Exercise aim >> Look below. Copy each line that has "group" in it.

##### Source material

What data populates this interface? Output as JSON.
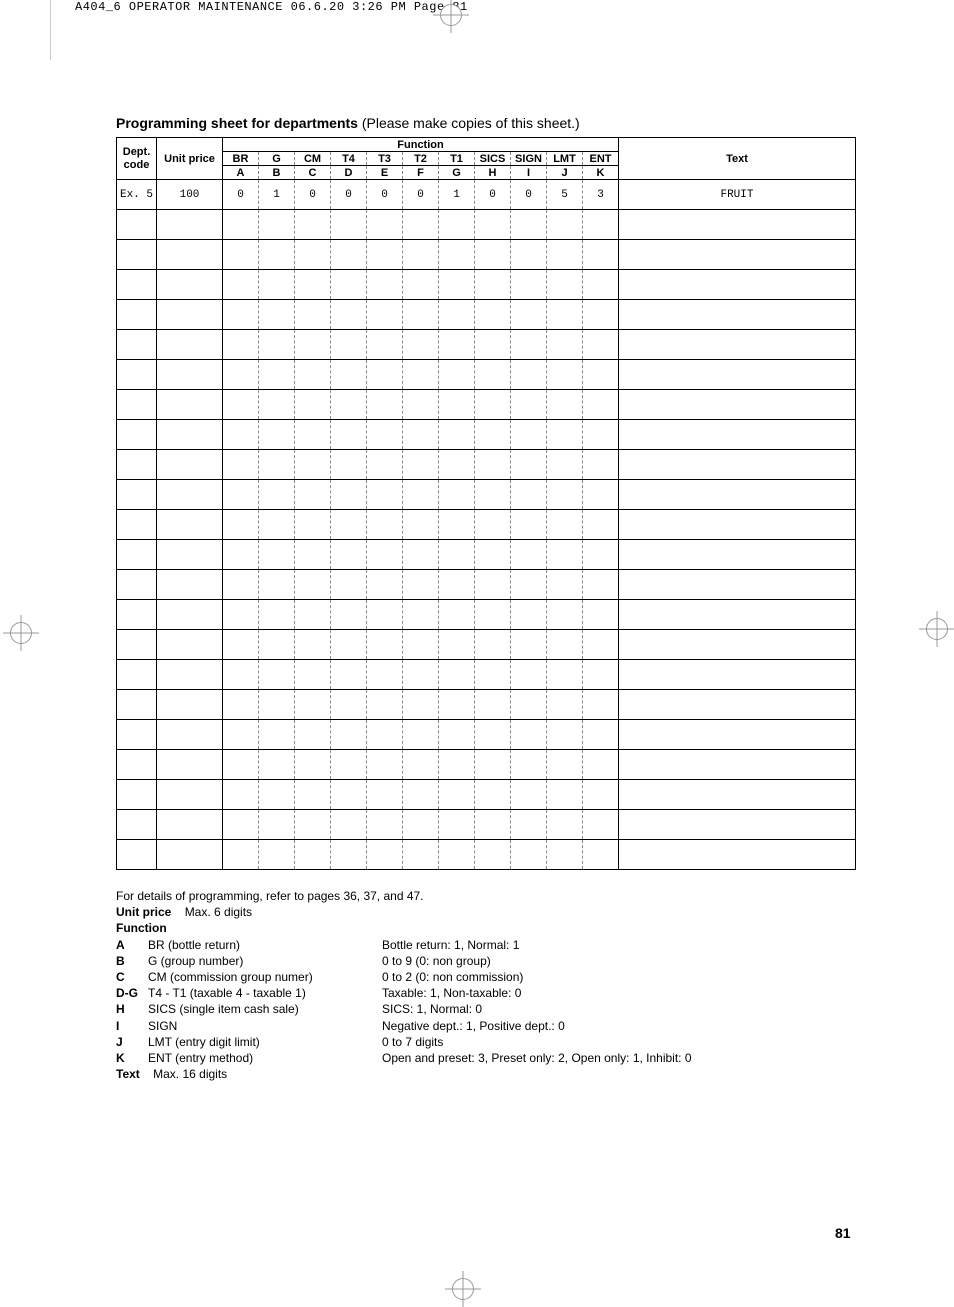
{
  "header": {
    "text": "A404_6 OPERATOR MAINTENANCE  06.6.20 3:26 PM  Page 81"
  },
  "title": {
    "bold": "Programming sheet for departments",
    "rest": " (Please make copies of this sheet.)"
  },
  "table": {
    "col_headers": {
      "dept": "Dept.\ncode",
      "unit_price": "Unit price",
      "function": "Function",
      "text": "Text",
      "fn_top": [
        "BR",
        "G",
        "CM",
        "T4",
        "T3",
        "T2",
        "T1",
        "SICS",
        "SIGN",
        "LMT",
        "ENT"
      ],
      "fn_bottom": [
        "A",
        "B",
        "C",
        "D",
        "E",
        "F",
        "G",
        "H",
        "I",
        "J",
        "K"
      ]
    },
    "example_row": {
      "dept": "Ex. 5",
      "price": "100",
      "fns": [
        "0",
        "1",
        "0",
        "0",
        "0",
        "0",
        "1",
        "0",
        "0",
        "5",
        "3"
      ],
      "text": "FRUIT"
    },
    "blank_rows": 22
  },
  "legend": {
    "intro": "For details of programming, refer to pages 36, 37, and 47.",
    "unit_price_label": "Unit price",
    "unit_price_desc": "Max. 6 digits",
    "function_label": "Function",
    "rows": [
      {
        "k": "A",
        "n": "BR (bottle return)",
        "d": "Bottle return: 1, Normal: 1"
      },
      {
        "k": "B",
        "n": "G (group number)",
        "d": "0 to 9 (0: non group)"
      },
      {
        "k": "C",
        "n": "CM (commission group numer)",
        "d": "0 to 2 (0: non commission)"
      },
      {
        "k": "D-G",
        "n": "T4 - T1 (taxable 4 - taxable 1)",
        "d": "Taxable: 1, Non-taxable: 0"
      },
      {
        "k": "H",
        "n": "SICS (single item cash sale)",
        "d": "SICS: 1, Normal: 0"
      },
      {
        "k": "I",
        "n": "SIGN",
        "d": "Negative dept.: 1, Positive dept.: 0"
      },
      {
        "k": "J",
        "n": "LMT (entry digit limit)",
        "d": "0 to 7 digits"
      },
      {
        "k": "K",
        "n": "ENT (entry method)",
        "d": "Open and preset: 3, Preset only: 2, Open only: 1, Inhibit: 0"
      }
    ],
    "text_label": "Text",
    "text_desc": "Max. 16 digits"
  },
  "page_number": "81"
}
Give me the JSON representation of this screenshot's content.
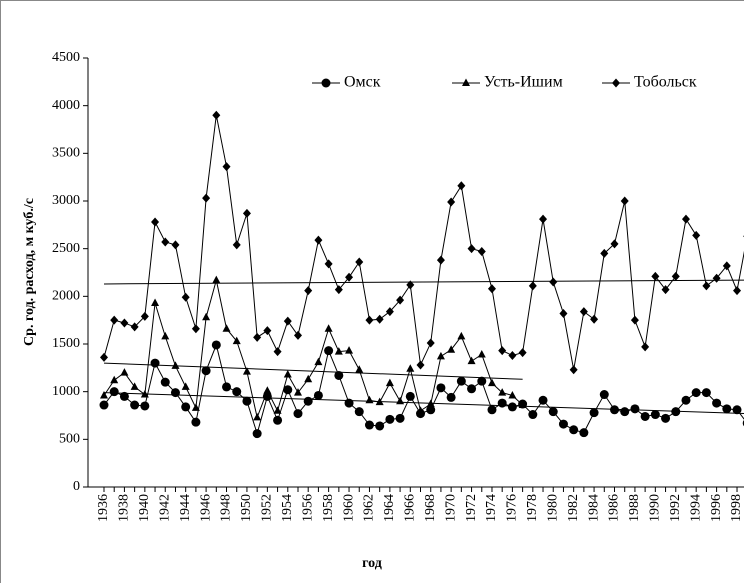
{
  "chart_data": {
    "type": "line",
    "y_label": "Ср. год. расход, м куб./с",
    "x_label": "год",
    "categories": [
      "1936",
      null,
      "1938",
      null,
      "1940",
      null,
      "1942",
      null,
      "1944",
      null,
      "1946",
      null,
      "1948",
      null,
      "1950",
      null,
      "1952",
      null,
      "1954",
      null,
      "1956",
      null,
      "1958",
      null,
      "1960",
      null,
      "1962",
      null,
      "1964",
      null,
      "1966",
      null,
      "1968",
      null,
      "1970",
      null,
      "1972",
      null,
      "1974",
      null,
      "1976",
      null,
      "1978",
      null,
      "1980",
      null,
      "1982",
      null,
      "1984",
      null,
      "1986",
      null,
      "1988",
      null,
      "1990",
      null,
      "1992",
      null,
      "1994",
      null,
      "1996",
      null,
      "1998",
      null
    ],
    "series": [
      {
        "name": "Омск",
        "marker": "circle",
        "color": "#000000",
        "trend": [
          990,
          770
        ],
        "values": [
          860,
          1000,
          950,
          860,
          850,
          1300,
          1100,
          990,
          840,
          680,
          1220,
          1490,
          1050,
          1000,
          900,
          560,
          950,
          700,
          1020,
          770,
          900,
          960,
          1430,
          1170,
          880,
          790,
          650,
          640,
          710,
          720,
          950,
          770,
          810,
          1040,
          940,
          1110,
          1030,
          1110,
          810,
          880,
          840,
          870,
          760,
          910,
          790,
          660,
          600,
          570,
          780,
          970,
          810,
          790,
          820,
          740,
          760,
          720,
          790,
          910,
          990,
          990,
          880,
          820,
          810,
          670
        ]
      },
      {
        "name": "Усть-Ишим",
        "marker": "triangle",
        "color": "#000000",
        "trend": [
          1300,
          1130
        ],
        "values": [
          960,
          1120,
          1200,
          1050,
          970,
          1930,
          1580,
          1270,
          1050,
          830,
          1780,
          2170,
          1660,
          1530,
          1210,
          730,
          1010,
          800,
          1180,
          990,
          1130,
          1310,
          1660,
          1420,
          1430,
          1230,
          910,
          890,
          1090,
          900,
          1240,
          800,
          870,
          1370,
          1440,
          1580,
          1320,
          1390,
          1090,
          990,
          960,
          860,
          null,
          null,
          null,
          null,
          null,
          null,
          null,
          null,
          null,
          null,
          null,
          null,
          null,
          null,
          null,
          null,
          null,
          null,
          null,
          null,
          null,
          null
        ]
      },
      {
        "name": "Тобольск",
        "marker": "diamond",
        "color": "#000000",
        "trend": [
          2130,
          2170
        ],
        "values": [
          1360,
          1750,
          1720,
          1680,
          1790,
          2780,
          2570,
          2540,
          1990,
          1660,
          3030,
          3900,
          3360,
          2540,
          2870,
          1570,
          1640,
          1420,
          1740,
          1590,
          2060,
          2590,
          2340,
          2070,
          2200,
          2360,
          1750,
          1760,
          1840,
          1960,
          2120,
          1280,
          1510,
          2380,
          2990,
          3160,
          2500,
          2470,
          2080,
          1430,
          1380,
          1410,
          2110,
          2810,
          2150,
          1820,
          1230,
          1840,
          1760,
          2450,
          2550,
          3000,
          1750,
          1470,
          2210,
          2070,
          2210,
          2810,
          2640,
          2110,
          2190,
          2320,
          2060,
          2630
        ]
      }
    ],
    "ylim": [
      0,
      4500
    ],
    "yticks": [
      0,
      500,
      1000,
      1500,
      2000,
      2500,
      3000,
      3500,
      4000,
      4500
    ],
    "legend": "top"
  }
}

##########

Solution to the exercise >>
        "n": "G (group number)",
        "d": "0 to 9 (0: non group)"
        "n": "CM (commission group numer)",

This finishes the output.